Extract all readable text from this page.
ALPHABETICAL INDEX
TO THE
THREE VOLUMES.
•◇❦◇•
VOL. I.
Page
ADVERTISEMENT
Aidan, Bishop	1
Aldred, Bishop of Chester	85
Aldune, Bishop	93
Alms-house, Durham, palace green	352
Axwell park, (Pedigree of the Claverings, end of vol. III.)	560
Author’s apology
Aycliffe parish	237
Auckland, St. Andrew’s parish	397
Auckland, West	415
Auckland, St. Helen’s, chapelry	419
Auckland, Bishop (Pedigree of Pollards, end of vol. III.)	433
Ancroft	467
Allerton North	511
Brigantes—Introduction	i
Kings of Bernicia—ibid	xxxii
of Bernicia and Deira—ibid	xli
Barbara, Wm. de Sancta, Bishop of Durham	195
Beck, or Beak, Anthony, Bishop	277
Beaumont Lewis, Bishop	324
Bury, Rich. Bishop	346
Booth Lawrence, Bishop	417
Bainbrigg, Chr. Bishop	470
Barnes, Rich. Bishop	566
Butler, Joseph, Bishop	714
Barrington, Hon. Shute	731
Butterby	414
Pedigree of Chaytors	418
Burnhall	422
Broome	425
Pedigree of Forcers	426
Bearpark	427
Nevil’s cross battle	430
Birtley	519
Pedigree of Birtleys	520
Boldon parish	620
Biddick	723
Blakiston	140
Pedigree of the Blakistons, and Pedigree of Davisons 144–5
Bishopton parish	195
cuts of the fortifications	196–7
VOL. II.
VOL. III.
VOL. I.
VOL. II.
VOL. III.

**Exercise objective**: Search the data for the word "Bernicia" and copy each line where it appears.

**Complete answer**:
Kings of Bernicia—ibid	xxxii
of Bernicia and Deira—ibid	xli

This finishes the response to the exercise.